_Extracted entries_:
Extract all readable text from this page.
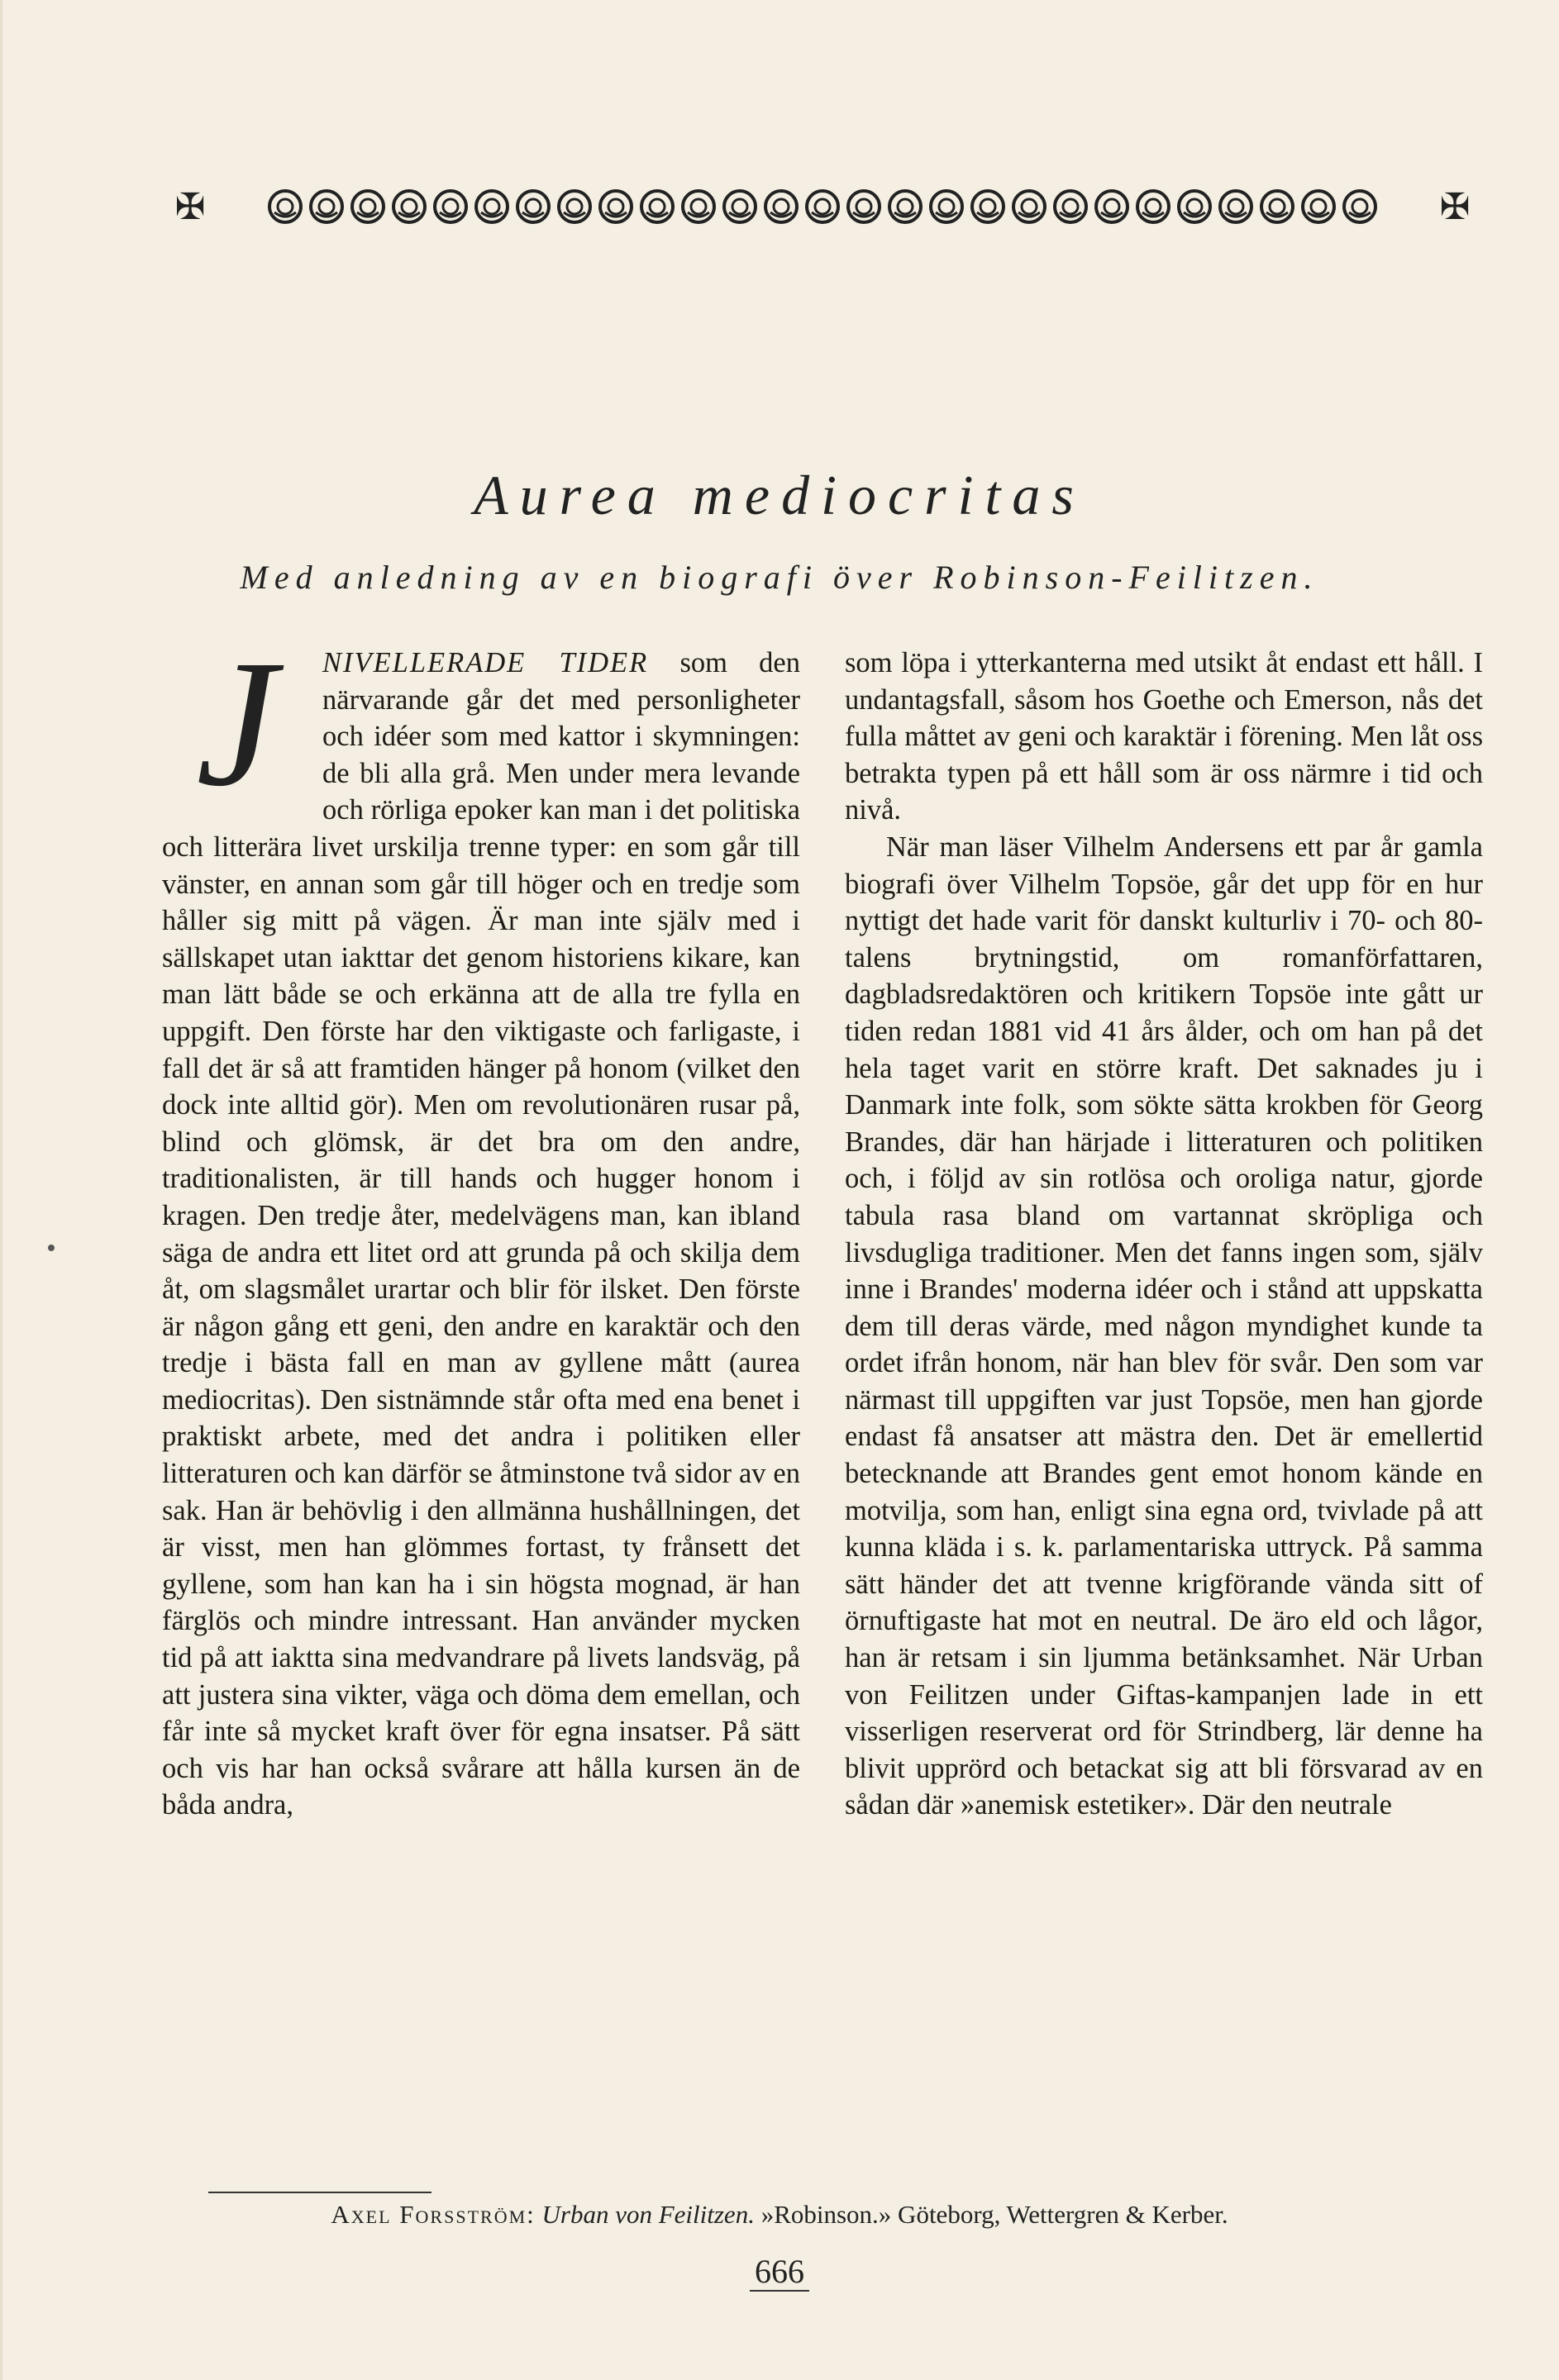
✠	✠
Aurea mediocritas
Med anledning av en biografi över Robinson-Feilitzen.
J	NIVELLERADE TIDER som den närvarande går det med personligheter och idéer som med kattor i skymningen: de bli alla grå. Men under mera levande och rörliga epoker kan man i det politiska och litterära livet urskilja trenne typer: en som går till vänster, en annan som går till höger och en tredje som håller sig mitt på vägen. Är man inte själv med i sällskapet utan iakttar det genom historiens kikare, kan man lätt både se och erkänna att de alla tre fylla en uppgift. Den förste har den viktigaste och farligaste, i fall det är så att framtiden hänger på honom (vilket den dock inte alltid gör). Men om revolutionären rusar på, blind och glömsk, är det bra om den andre, traditionalisten, är till hands och hugger honom i kragen. Den tredje åter, medelvägens man, kan ibland säga de andra ett litet ord att grunda på och skilja dem åt, om slagsmålet urartar och blir för ilsket. Den förste är någon gång ett geni, den andre en karaktär och den tredje i bästa fall en man av gyllene mått (aurea mediocritas). Den sistnämnde står ofta med ena benet i praktiskt arbete, med det andra i politiken eller litteraturen och kan därför se åtminstone två sidor av en sak. Han är behövlig i den allmänna hushållningen, det är visst, men han glömmes fortast, ty frånsett det gyllene, som han kan ha i sin högsta mognad, är han färglös och mindre intressant. Han använder mycken tid på att iaktta sina medvandrare på livets landsväg, på att justera sina vikter, väga och döma dem emellan, och får inte så mycket kraft över för egna insatser. På sätt och vis har han också svårare att hålla kursen än de båda andra,

som löpa i ytterkanterna med utsikt åt endast ett håll. I undantagsfall, såsom hos Goethe och Emerson, nås det fulla måttet av geni och karaktär i förening. Men låt oss betrakta typen på ett håll som är oss närmre i tid och nivå.

När man läser Vilhelm Andersens ett par år gamla biografi över Vilhelm Topsöe, går det upp för en hur nyttigt det hade varit för danskt kulturliv i 70- och 80-talens brytningstid, om romanförfattaren, dagbladsredaktören och kritikern Topsöe inte gått ur tiden redan 1881 vid 41 års ålder, och om han på det hela taget varit en större kraft. Det saknades ju i Danmark inte folk, som sökte sätta krokben för Georg Brandes, där han härjade i litteraturen och politiken och, i följd av sin rotlösa och oroliga natur, gjorde tabula rasa bland om vartannat skröpliga och livsdugliga traditioner. Men det fanns ingen som, själv inne i Brandes' moderna idéer och i stånd att uppskatta dem till deras värde, med någon myndighet kunde ta ordet ifrån honom, när han blev för svår. Den som var närmast till uppgiften var just Topsöe, men han gjorde endast få ansatser att mästra den. Det är emellertid betecknande att Brandes gent emot honom kände en motvilja, som han, enligt sina egna ord, tvivlade på att kunna kläda i s. k. parlamentariska uttryck. På samma sätt händer det att tvenne krigförande vända sitt of örnuftigaste hat mot en neutral. De äro eld och lågor, han är retsam i sin ljumma betänksamhet. När Urban von Feilitzen under Giftas-kampanjen lade in ett visserligen reserverat ord för Strindberg, lär denne ha blivit upprörd och betackat sig att bli försvarad av en sådan där »anemisk estetiker». Där den neutrale

Axel Forsström: Urban von Feilitzen. »Robinson.» Göteborg, Wettergren & Kerber.
666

_Assignment_:
Copy all lines of the records in which the string "Robinson" can be found.

_Problem solution_:
Med anledning av en biografi över Robinson-Feilitzen.
Axel Forsström: Urban von Feilitzen. »Robinson.» Göteborg, Wettergren & Kerber.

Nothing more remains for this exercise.